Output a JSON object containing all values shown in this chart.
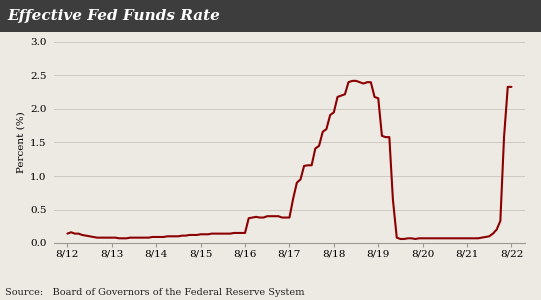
{
  "title": "Effective Fed Funds Rate",
  "ylabel": "Percent (%)",
  "source": "Source:   Board of Governors of the Federal Reserve System",
  "line_color": "#8B0000",
  "line_width": 1.5,
  "background_color": "#ede9e3",
  "title_bg_color": "#3d3d3d",
  "title_text_color": "#ffffff",
  "ylim": [
    0,
    3.0
  ],
  "yticks": [
    0.0,
    0.5,
    1.0,
    1.5,
    2.0,
    2.5,
    3.0
  ],
  "xtick_labels": [
    "8/12",
    "8/13",
    "8/14",
    "8/15",
    "8/16",
    "8/17",
    "8/18",
    "8/19",
    "8/20",
    "8/21",
    "8/22"
  ],
  "x": [
    0,
    0.083,
    0.167,
    0.25,
    0.33,
    0.417,
    0.5,
    0.583,
    0.667,
    0.75,
    0.833,
    0.917,
    1.0,
    1.083,
    1.167,
    1.25,
    1.33,
    1.417,
    1.5,
    1.583,
    1.667,
    1.75,
    1.833,
    1.917,
    2.0,
    2.083,
    2.167,
    2.25,
    2.33,
    2.417,
    2.5,
    2.583,
    2.667,
    2.75,
    2.833,
    2.917,
    3.0,
    3.083,
    3.167,
    3.25,
    3.33,
    3.417,
    3.5,
    3.583,
    3.667,
    3.75,
    3.833,
    3.917,
    4.0,
    4.083,
    4.167,
    4.25,
    4.33,
    4.417,
    4.5,
    4.583,
    4.667,
    4.75,
    4.833,
    4.917,
    5.0,
    5.083,
    5.167,
    5.25,
    5.33,
    5.417,
    5.5,
    5.583,
    5.667,
    5.75,
    5.833,
    5.917,
    6.0,
    6.083,
    6.167,
    6.25,
    6.33,
    6.417,
    6.5,
    6.583,
    6.667,
    6.75,
    6.833,
    6.917,
    7.0,
    7.083,
    7.167,
    7.25,
    7.33,
    7.417,
    7.5,
    7.583,
    7.667,
    7.75,
    7.833,
    7.917,
    8.0,
    8.083,
    8.167,
    8.25,
    8.33,
    8.417,
    8.5,
    8.583,
    8.667,
    8.75,
    8.833,
    8.917,
    9.0,
    9.083,
    9.167,
    9.25,
    9.33,
    9.417,
    9.5,
    9.583,
    9.667,
    9.75,
    9.833,
    9.917,
    10.0
  ],
  "y": [
    0.14,
    0.16,
    0.14,
    0.14,
    0.12,
    0.11,
    0.1,
    0.09,
    0.08,
    0.08,
    0.08,
    0.08,
    0.08,
    0.08,
    0.07,
    0.07,
    0.07,
    0.08,
    0.08,
    0.08,
    0.08,
    0.08,
    0.08,
    0.09,
    0.09,
    0.09,
    0.09,
    0.1,
    0.1,
    0.1,
    0.1,
    0.11,
    0.11,
    0.12,
    0.12,
    0.12,
    0.13,
    0.13,
    0.13,
    0.14,
    0.14,
    0.14,
    0.14,
    0.14,
    0.14,
    0.15,
    0.15,
    0.15,
    0.15,
    0.37,
    0.38,
    0.39,
    0.38,
    0.38,
    0.4,
    0.4,
    0.4,
    0.4,
    0.38,
    0.38,
    0.38,
    0.66,
    0.9,
    0.95,
    1.15,
    1.16,
    1.16,
    1.41,
    1.45,
    1.66,
    1.7,
    1.91,
    1.95,
    2.18,
    2.2,
    2.22,
    2.4,
    2.42,
    2.42,
    2.4,
    2.38,
    2.4,
    2.4,
    2.18,
    2.16,
    1.6,
    1.58,
    1.58,
    0.65,
    0.08,
    0.06,
    0.06,
    0.07,
    0.07,
    0.06,
    0.07,
    0.07,
    0.07,
    0.07,
    0.07,
    0.07,
    0.07,
    0.07,
    0.07,
    0.07,
    0.07,
    0.07,
    0.07,
    0.07,
    0.07,
    0.07,
    0.07,
    0.08,
    0.09,
    0.1,
    0.14,
    0.2,
    0.33,
    1.58,
    2.33,
    2.33
  ]
}
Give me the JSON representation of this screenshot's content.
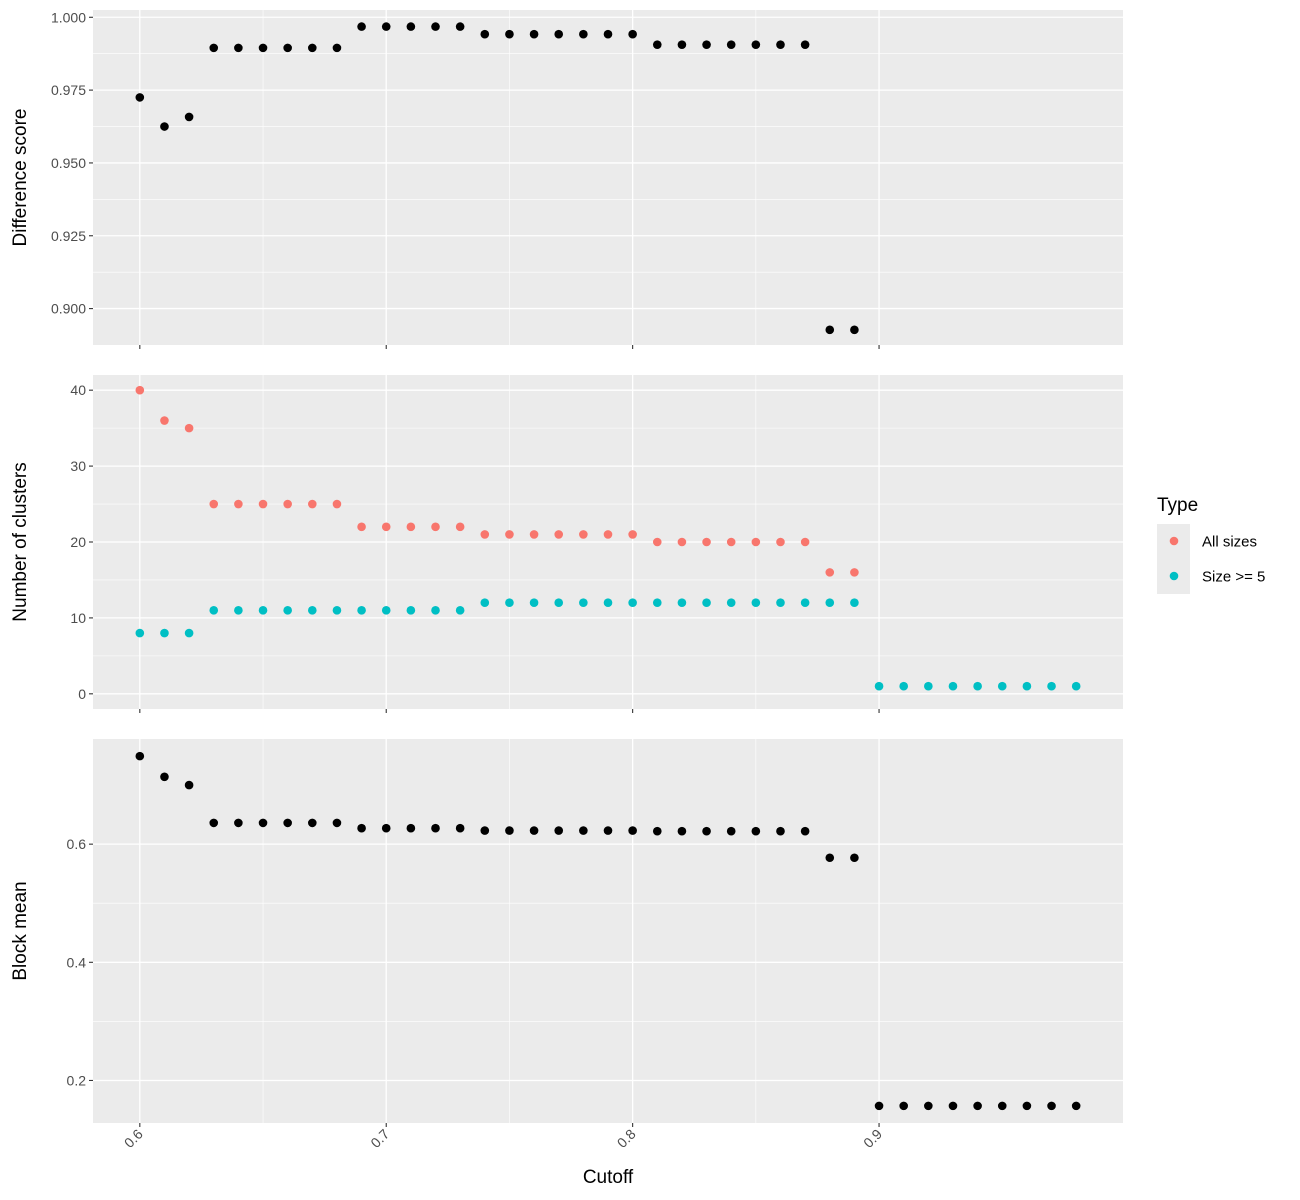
{
  "figure": {
    "x_axis_title": "Cutoff",
    "legend_title": "Type"
  },
  "colors": {
    "panel_bg": "#ebebeb",
    "grid_major": "#ffffff",
    "tick_text": "#4d4d4d",
    "black_points": "#000000",
    "all_sizes": "#f8766d",
    "size_ge_5": "#00bfc4"
  },
  "chart_data": [
    {
      "type": "scatter",
      "ylabel": "Difference score",
      "xlabel": "",
      "xlim": [
        0.581,
        0.999
      ],
      "ylim": [
        0.8875,
        1.0025
      ],
      "x_ticks": [
        0.6,
        0.7,
        0.8,
        0.9
      ],
      "y_ticks": [
        0.9,
        0.925,
        0.95,
        0.975,
        1.0
      ],
      "y_tick_labels": [
        "0.900",
        "0.925",
        "0.950",
        "0.975",
        "1.000"
      ],
      "x_tick_labels_shown": false,
      "grid": true,
      "series": [
        {
          "color": "#000000",
          "x": [
            0.6,
            0.61,
            0.62,
            0.63,
            0.64,
            0.65,
            0.66,
            0.67,
            0.68,
            0.69,
            0.7,
            0.71,
            0.72,
            0.73,
            0.74,
            0.75,
            0.76,
            0.77,
            0.78,
            0.79,
            0.8,
            0.81,
            0.82,
            0.83,
            0.84,
            0.85,
            0.86,
            0.87,
            0.88,
            0.89
          ],
          "y": [
            0.9725,
            0.9625,
            0.9658,
            0.9895,
            0.9895,
            0.9895,
            0.9895,
            0.9895,
            0.9895,
            0.9968,
            0.9968,
            0.9968,
            0.9968,
            0.9968,
            0.9942,
            0.9942,
            0.9942,
            0.9942,
            0.9942,
            0.9942,
            0.9942,
            0.9906,
            0.9906,
            0.9906,
            0.9906,
            0.9906,
            0.9906,
            0.9906,
            0.8927,
            0.8927
          ]
        }
      ]
    },
    {
      "type": "scatter",
      "ylabel": "Number of clusters",
      "xlabel": "",
      "xlim": [
        0.581,
        0.999
      ],
      "ylim": [
        -2,
        42
      ],
      "x_ticks": [
        0.6,
        0.7,
        0.8,
        0.9
      ],
      "y_ticks": [
        0,
        10,
        20,
        30,
        40
      ],
      "y_tick_labels": [
        "0",
        "10",
        "20",
        "30",
        "40"
      ],
      "x_tick_labels_shown": false,
      "grid": true,
      "legend": "right",
      "series": [
        {
          "name": "All sizes",
          "color": "#f8766d",
          "x": [
            0.6,
            0.61,
            0.62,
            0.63,
            0.64,
            0.65,
            0.66,
            0.67,
            0.68,
            0.69,
            0.7,
            0.71,
            0.72,
            0.73,
            0.74,
            0.75,
            0.76,
            0.77,
            0.78,
            0.79,
            0.8,
            0.81,
            0.82,
            0.83,
            0.84,
            0.85,
            0.86,
            0.87,
            0.88,
            0.89
          ],
          "y": [
            40,
            36,
            35,
            25,
            25,
            25,
            25,
            25,
            25,
            22,
            22,
            22,
            22,
            22,
            21,
            21,
            21,
            21,
            21,
            21,
            21,
            20,
            20,
            20,
            20,
            20,
            20,
            20,
            16,
            16
          ]
        },
        {
          "name": "Size >= 5",
          "color": "#00bfc4",
          "x": [
            0.6,
            0.61,
            0.62,
            0.63,
            0.64,
            0.65,
            0.66,
            0.67,
            0.68,
            0.69,
            0.7,
            0.71,
            0.72,
            0.73,
            0.74,
            0.75,
            0.76,
            0.77,
            0.78,
            0.79,
            0.8,
            0.81,
            0.82,
            0.83,
            0.84,
            0.85,
            0.86,
            0.87,
            0.88,
            0.89,
            0.9,
            0.91,
            0.92,
            0.93,
            0.94,
            0.95,
            0.96,
            0.97,
            0.98
          ],
          "y": [
            8,
            8,
            8,
            11,
            11,
            11,
            11,
            11,
            11,
            11,
            11,
            11,
            11,
            11,
            12,
            12,
            12,
            12,
            12,
            12,
            12,
            12,
            12,
            12,
            12,
            12,
            12,
            12,
            12,
            12,
            1,
            1,
            1,
            1,
            1,
            1,
            1,
            1,
            1
          ]
        }
      ]
    },
    {
      "type": "scatter",
      "ylabel": "Block mean",
      "xlabel": "Cutoff",
      "xlim": [
        0.581,
        0.999
      ],
      "ylim": [
        0.128,
        0.778
      ],
      "x_ticks": [
        0.6,
        0.7,
        0.8,
        0.9
      ],
      "x_tick_labels": [
        "0.6",
        "0.7",
        "0.8",
        "0.9"
      ],
      "y_ticks": [
        0.2,
        0.4,
        0.6
      ],
      "y_tick_labels": [
        "0.2",
        "0.4",
        "0.6"
      ],
      "x_tick_labels_shown": true,
      "grid": true,
      "series": [
        {
          "color": "#000000",
          "x": [
            0.6,
            0.61,
            0.62,
            0.63,
            0.64,
            0.65,
            0.66,
            0.67,
            0.68,
            0.69,
            0.7,
            0.71,
            0.72,
            0.73,
            0.74,
            0.75,
            0.76,
            0.77,
            0.78,
            0.79,
            0.8,
            0.81,
            0.82,
            0.83,
            0.84,
            0.85,
            0.86,
            0.87,
            0.88,
            0.89,
            0.9,
            0.91,
            0.92,
            0.93,
            0.94,
            0.95,
            0.96,
            0.97,
            0.98
          ],
          "y": [
            0.749,
            0.714,
            0.7,
            0.636,
            0.636,
            0.636,
            0.636,
            0.636,
            0.636,
            0.627,
            0.627,
            0.627,
            0.627,
            0.627,
            0.623,
            0.623,
            0.623,
            0.623,
            0.623,
            0.623,
            0.623,
            0.622,
            0.622,
            0.622,
            0.622,
            0.622,
            0.622,
            0.622,
            0.577,
            0.577,
            0.157,
            0.157,
            0.157,
            0.157,
            0.157,
            0.157,
            0.157,
            0.157,
            0.157
          ]
        }
      ]
    }
  ]
}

---+---

_Prompt_
From the records above, pull out every line containing the word "ylabel".

_The result_
  "ylabel": "Percent (%)",
      "ylabel": "Difference score",
      "ylabel": "Number of clusters",
      "ylabel": "Block mean",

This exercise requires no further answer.